[Extracted data entries]

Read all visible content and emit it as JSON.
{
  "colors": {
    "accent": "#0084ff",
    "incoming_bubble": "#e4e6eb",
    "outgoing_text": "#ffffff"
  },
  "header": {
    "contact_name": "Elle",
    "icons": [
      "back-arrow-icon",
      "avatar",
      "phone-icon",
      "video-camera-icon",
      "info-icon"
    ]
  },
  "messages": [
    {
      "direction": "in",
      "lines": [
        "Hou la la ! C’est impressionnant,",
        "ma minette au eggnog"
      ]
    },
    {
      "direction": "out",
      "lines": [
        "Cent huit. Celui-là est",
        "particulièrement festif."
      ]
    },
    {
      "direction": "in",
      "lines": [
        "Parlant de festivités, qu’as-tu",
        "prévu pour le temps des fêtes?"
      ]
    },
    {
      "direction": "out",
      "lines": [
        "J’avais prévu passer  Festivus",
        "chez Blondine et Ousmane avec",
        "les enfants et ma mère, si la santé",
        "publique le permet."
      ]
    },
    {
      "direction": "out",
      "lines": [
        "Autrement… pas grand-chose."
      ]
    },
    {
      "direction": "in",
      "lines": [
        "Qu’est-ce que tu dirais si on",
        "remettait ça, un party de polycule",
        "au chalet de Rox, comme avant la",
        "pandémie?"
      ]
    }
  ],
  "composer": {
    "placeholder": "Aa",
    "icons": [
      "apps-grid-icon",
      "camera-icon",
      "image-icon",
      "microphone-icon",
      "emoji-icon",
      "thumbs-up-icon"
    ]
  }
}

## Written problem
Retype every record above exactly as written.

## Finished task
Read all visible content and emit it as JSON.
{
  "colors": {
    "accent": "#0084ff",
    "incoming_bubble": "#e4e6eb",
    "outgoing_text": "#ffffff"
  },
  "header": {
    "contact_name": "Elle",
    "icons": [
      "back-arrow-icon",
      "avatar",
      "phone-icon",
      "video-camera-icon",
      "info-icon"
    ]
  },
  "messages": [
    {
      "direction": "in",
      "lines": [
        "Hou la la ! C’est impressionnant,",
        "ma minette au eggnog"
      ]
    },
    {
      "direction": "out",
      "lines": [
        "Cent huit. Celui-là est",
        "particulièrement festif."
      ]
    },
    {
      "direction": "in",
      "lines": [
        "Parlant de festivités, qu’as-tu",
        "prévu pour le temps des fêtes?"
      ]
    },
    {
      "direction": "out",
      "lines": [
        "J’avais prévu passer  Festivus",
        "chez Blondine et Ousmane avec",
        "les enfants et ma mère, si la santé",
        "publique le permet."
      ]
    },
    {
      "direction": "out",
      "lines": [
        "Autrement… pas grand-chose."
      ]
    },
    {
      "direction": "in",
      "lines": [
        "Qu’est-ce que tu dirais si on",
        "remettait ça, un party de polycule",
        "au chalet de Rox, comme avant la",
        "pandémie?"
      ]
    }
  ],
  "composer": {
    "placeholder": "Aa",
    "icons": [
      "apps-grid-icon",
      "camera-icon",
      "image-icon",
      "microphone-icon",
      "emoji-icon",
      "thumbs-up-icon"
    ]
  }
}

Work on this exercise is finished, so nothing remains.